■ WHAT IS ASKED:
Recast every row below as a numbered list, skipping any blank lines and leaving out the pictures.

■ INFORMATION SHOWN:
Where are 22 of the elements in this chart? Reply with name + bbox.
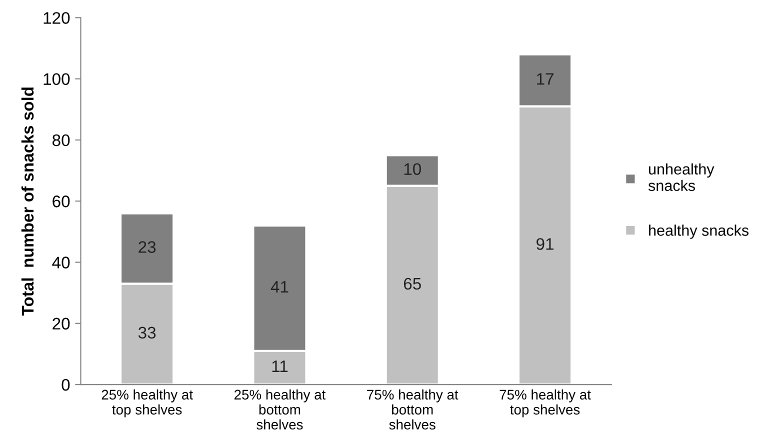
legend-label: unhealthy snacks — [648, 163, 714, 192]
y-tick-label: 100 — [44, 73, 70, 86]
data-label: 41 — [270, 281, 288, 293]
y-tick-label: 120 — [44, 12, 70, 24]
data-label: 23 — [138, 241, 156, 253]
y-tick-label: 80 — [52, 134, 70, 146]
data-label: 33 — [138, 326, 156, 339]
legend-label: healthy snacks — [649, 224, 749, 239]
x-tick-label: 75% healthy at bottom shelves — [367, 389, 458, 430]
data-label: 10 — [404, 163, 421, 176]
y-tick-label: 60 — [52, 196, 70, 208]
data-label: 11 — [272, 360, 288, 372]
x-tick-label: 25% healthy at bottom shelves — [234, 389, 326, 430]
y-axis-title: Total number of snacks sold — [21, 88, 34, 316]
x-tick-label: 25% healthy at top shelves — [102, 389, 193, 418]
data-label: 17 — [537, 73, 554, 85]
y-tick-label: 0 — [62, 378, 70, 391]
y-tick-label: 20 — [52, 318, 70, 330]
y-tick-label: 40 — [52, 256, 70, 268]
x-tick-label: 75% healthy at top shelves — [500, 389, 591, 418]
data-label: 91 — [536, 238, 554, 250]
data-label: 65 — [404, 278, 421, 290]
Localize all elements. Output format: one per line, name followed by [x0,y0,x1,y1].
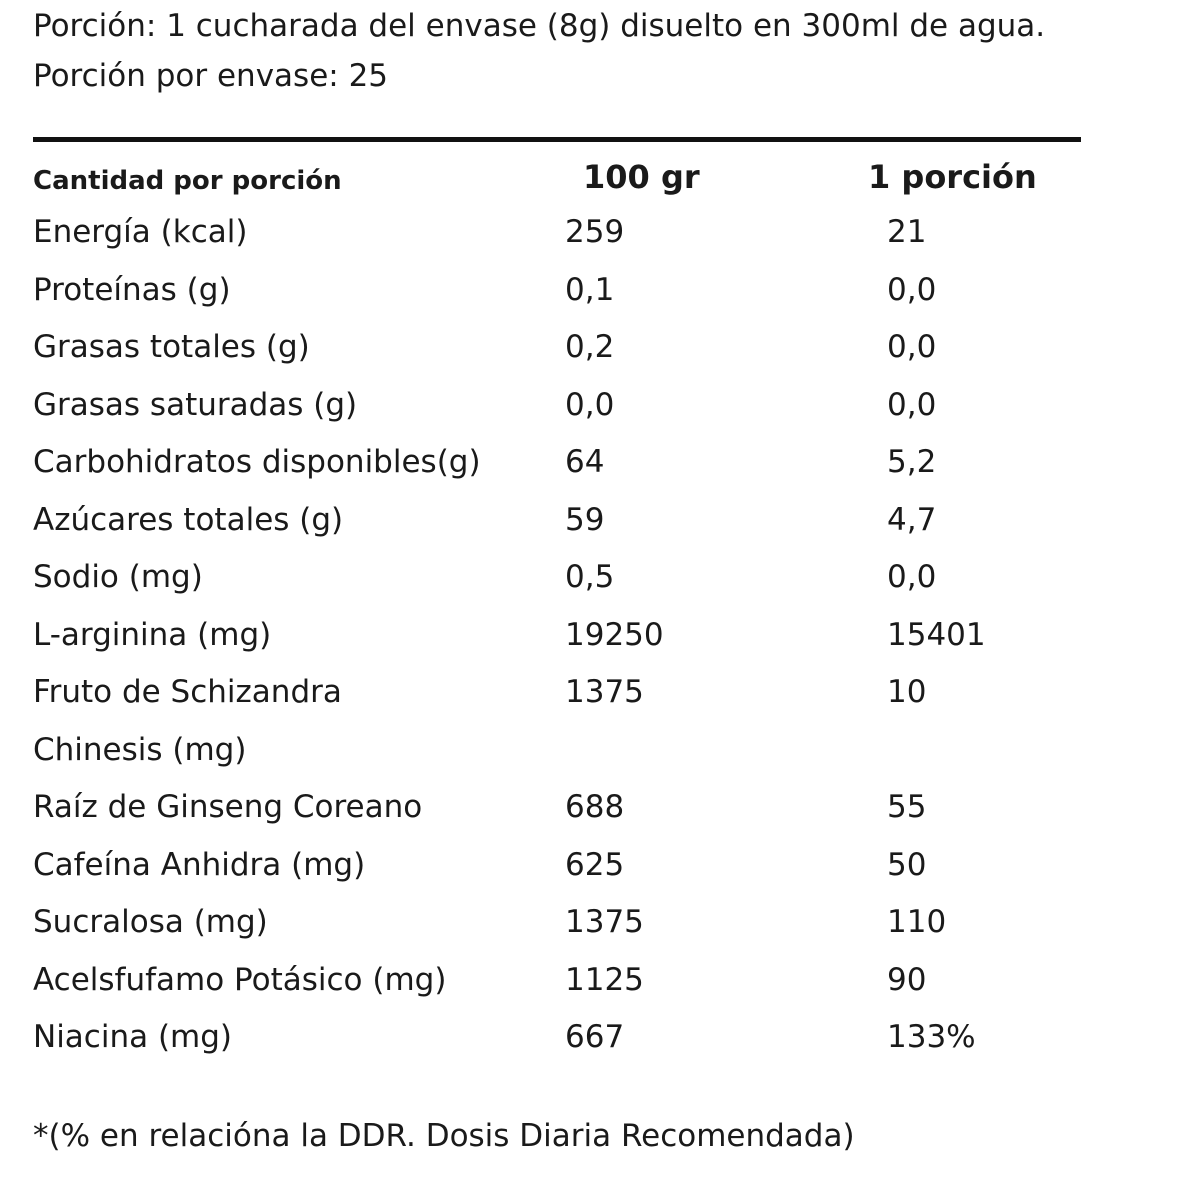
nutrient-name: Sodio (mg) [33,559,203,595]
nutrient-value: 55 [887,789,927,825]
nutrient-value: 0,0 [887,386,937,423]
table-row: Acelsfufamo Potásico (mg) 1125 90 [33,952,1133,1010]
nutrient-value: 0,0 [565,386,615,423]
footnote: *(% en relacióna la DDR. Dosis Diaria Re… [33,1118,855,1154]
table: Energía (kcal) 259 21 Proteínas (g) 0,1 0,0 Gr… [33,204,1133,1067]
column-header: Cantidad por porción [33,166,342,196]
nutrient-name: Energía (kcal) [33,214,248,250]
nutrient-value: 1375 [565,674,644,710]
table-row: Energía (kcal) 259 21 [33,204,1133,262]
nutrient-value: 0,1 [565,271,615,308]
nutrient-name: Acelsfufamo Potásico (mg) [33,961,447,998]
nutrient-name: Sucralosa (mg) [33,904,268,940]
nutrient-value: 0,0 [887,271,937,308]
nutrient-value: 133% [887,1019,976,1055]
table-row: Sucralosa (mg) 1375 110 [33,894,1133,952]
nutrient-value: 0,0 [887,559,937,595]
nutrient-name: Fruto de Schizandra Chinesis (mg) [33,674,342,768]
column-header: 1 porción [868,158,1037,196]
nutrient-value: 110 [887,904,947,940]
table-row: Carbohidratos disponibles(g) 64 5,2 [33,434,1133,492]
nutrient-value: 21 [887,214,927,250]
table-row: Sodio (mg) 0,5 0,0 [33,549,1133,607]
table-row: Grasas saturadas (g) 0,0 0,0 [33,377,1133,435]
servings-per-container: Porción por envase: 25 [33,58,389,94]
nutrient-value: 90 [887,961,927,998]
nutrient-value: 64 [565,444,605,480]
nutrient-value: 0,2 [565,329,615,365]
table-row: Niacina (mg) 667 133% [33,1009,1133,1067]
nutrient-value: 59 [565,501,605,538]
nutrient-value: 15401 [887,616,986,653]
table-row: Azúcares totales (g) 59 4,7 [33,492,1133,550]
nutrient-value: 50 [887,846,927,883]
nutrient-value: 667 [565,1019,625,1055]
nutrient-value: 5,2 [887,444,937,480]
nutrient-name: Grasas totales (g) [33,329,310,365]
nutrient-name: Carbohidratos disponibles(g) [33,444,481,480]
nutrient-name: Cafeína Anhidra (mg) [33,846,366,883]
nutrient-value: 1125 [565,961,644,998]
nutrient-value: 10 [887,674,927,710]
nutrient-value: 259 [565,214,625,250]
table-row: Raíz de Ginseng Coreano 688 55 [33,779,1133,837]
nutrient-name: Niacina (mg) [33,1019,233,1055]
divider [33,137,1081,142]
nutrient-value: 0,0 [887,329,937,365]
table-row: Proteínas (g) 0,1 0,0 [33,262,1133,320]
table-row: Fruto de Schizandra Chinesis (mg) 1375 10 [33,664,1133,779]
nutrient-name: Proteínas (g) [33,271,231,308]
table-row: L-arginina (mg) 19250 15401 [33,607,1133,665]
table-row: Grasas totales (g) 0,2 0,0 [33,319,1133,377]
nutrient-value: 625 [565,846,625,883]
nutrient-value: 19250 [565,616,664,653]
nutrient-name: Azúcares totales (g) [33,501,344,538]
nutrient-value: 688 [565,789,625,825]
nutrient-value: 1375 [565,904,644,940]
serving-text: Porción: 1 cucharada del envase (8g) dis… [33,8,1046,44]
nutrient-value: 0,5 [565,559,615,595]
nutrient-name: Raíz de Ginseng Coreano [33,789,423,825]
nutrient-value: 4,7 [887,501,937,538]
table-row: Cafeína Anhidra (mg) 625 50 [33,837,1133,895]
nutrient-name: L-arginina (mg) [33,616,272,653]
nutrient-name: Grasas saturadas (g) [33,386,358,423]
column-header: 100 gr [583,158,700,196]
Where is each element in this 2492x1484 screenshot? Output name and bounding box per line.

■ CORRECT RESULT:
1. Where are 22 of the elements in this chart? Reply with name + bbox.
2. legend-label: unhealthy snacks — [648, 163, 714, 192]
3. y-tick-label: 100 — [44, 73, 70, 86]
4. data-label: 41 — [270, 281, 288, 293]
5. y-tick-label: 120 — [44, 12, 70, 24]
6. data-label: 23 — [138, 241, 156, 253]
7. y-tick-label: 80 — [52, 134, 70, 146]
8. data-label: 33 — [138, 326, 156, 339]
9. legend-label: healthy snacks — [649, 224, 749, 239]
10. x-tick-label: 75% healthy at bottom shelves — [367, 389, 458, 430]
11. data-label: 10 — [404, 163, 421, 176]
12. y-tick-label: 60 — [52, 196, 70, 208]
13. data-label: 11 — [272, 360, 288, 372]
14. x-tick-label: 25% healthy at bottom shelves — [234, 389, 326, 430]
15. y-axis-title: Total number of snacks sold — [21, 88, 34, 316]
16. x-tick-label: 25% healthy at top shelves — [102, 389, 193, 418]
17. data-label: 17 — [537, 73, 554, 85]
18. y-tick-label: 0 — [62, 378, 70, 391]
19. y-tick-label: 20 — [52, 318, 70, 330]
20. y-tick-label: 40 — [52, 256, 70, 268]
21. x-tick-label: 75% healthy at top shelves — [500, 389, 591, 418]
22. data-label: 91 — [536, 238, 554, 250]
23. data-label: 65 — [404, 278, 421, 290]
24. Localize all elements. Output format: one per line, name followed by [x0,y0,x1,y1].
25. nutrient-name: Sodio (mg) [33,559,203,595]
26. nutrient-value: 55 [887,789,927,825]
27. nutrient-value: 0,0 [887,386,937,423]
28. table-row: Acelsfufamo Potásico (mg) 1125 90 [33,952,1133,1010]
29. nutrient-value: 0,0 [565,386,615,423]
30. footnote: *(% en relacióna la DDR. Dosis Diaria Re… [33,1118,855,1154]
31. table: Energía (kcal) 259 21 Proteínas (g) 0,1 0,0 Gr… [33,204,1133,1067]
32. column-header: Cantidad por porción [33,166,342,196]
33. nutrient-name: Energía (kcal) [33,214,248,250]
34. nutrient-value: 1375 [565,674,644,710]
35. table-row: Energía (kcal) 259 21 [33,204,1133,262]
36. nutrient-value: 0,1 [565,271,615,308]
37. nutrient-name: Acelsfufamo Potásico (mg) [33,961,447,998]
38. nutrient-name: Sucralosa (mg) [33,904,268,940]
39. nutrient-value: 0,0 [887,271,937,308]
40. nutrient-value: 133% [887,1019,976,1055]
41. table-row: Sucralosa (mg) 1375 110 [33,894,1133,952]
42. nutrient-value: 0,0 [887,559,937,595]
43. nutrient-name: Fruto de Schizandra Chinesis (mg) [33,674,342,768]
44. column-header: 1 porción [868,158,1037,196]
45. nutrient-value: 110 [887,904,947,940]
46. table-row: Carbohidratos disponibles(g) 64 5,2 [33,434,1133,492]
47. nutrient-value: 21 [887,214,927,250]
48. table-row: Sodio (mg) 0,5 0,0 [33,549,1133,607]
49. table-row: Grasas saturadas (g) 0,0 0,0 [33,377,1133,435]
50. servings-per-container: Porción por envase: 25 [33,58,389,94]
51. nutrient-value: 90 [887,961,927,998]
52. nutrient-value: 64 [565,444,605,480]
53. nutrient-value: 0,2 [565,329,615,365]
54. table-row: Niacina (mg) 667 133% [33,1009,1133,1067]
55. nutrient-value: 59 [565,501,605,538]
56. nutrient-value: 15401 [887,616,986,653]
57. table-row: Azúcares totales (g) 59 4,7 [33,492,1133,550]
58. nutrient-value: 50 [887,846,927,883]
59. nutrient-value: 667 [565,1019,625,1055]
60. nutrient-value: 5,2 [887,444,937,480]
61. nutrient-name: Grasas totales (g) [33,329,310,365]
62. nutrient-name: Carbohidratos disponibles(g) [33,444,481,480]
63. nutrient-name: Cafeína Anhidra (mg) [33,846,366,883]
64. nutrient-value: 1125 [565,961,644,998]
65. nutrient-value: 10 [887,674,927,710]
66. nutrient-value: 259 [565,214,625,250]
67. table-row: Raíz de Ginseng Coreano 688 55 [33,779,1133,837]
68. nutrient-name: Niacina (mg) [33,1019,233,1055]
69. divider [33,137,1081,142]
70. nutrient-value: 0,0 [887,329,937,365]
71. table-row: Proteínas (g) 0,1 0,0 [33,262,1133,320]
72. table-row: Fruto de Schizandra Chinesis (mg) 1375 10 [33,664,1133,779]
73. nutrient-name: Proteínas (g) [33,271,231,308]
74. table-row: L-arginina (mg) 19250 15401 [33,607,1133,665]
75. table-row: Grasas totales (g) 0,2 0,0 [33,319,1133,377]
76. nutrient-value: 625 [565,846,625,883]
77. nutrient-value: 19250 [565,616,664,653]
78. nutrient-name: Azúcares totales (g) [33,501,344,538]
79. nutrient-value: 688 [565,789,625,825]
80. nutrient-value: 1375 [565,904,644,940]
81. serving-text: Porción: 1 cucharada del envase (8g) dis… [33,8,1046,44]
82. nutrient-value: 0,5 [565,559,615,595]
83. nutrient-name: Raíz de Ginseng Coreano [33,789,423,825]
84. nutrient-value: 4,7 [887,501,937,538]
85. table-row: Cafeína Anhidra (mg) 625 50 [33,837,1133,895]
86. nutrient-name: L-arginina (mg) [33,616,272,653]
87. nutrient-name: Grasas saturadas (g) [33,386,358,423]
88. column-header: 100 gr [583,158,700,196]
89. Where is each element in this 2492x1484 screenshot? Output name and bounding box per line.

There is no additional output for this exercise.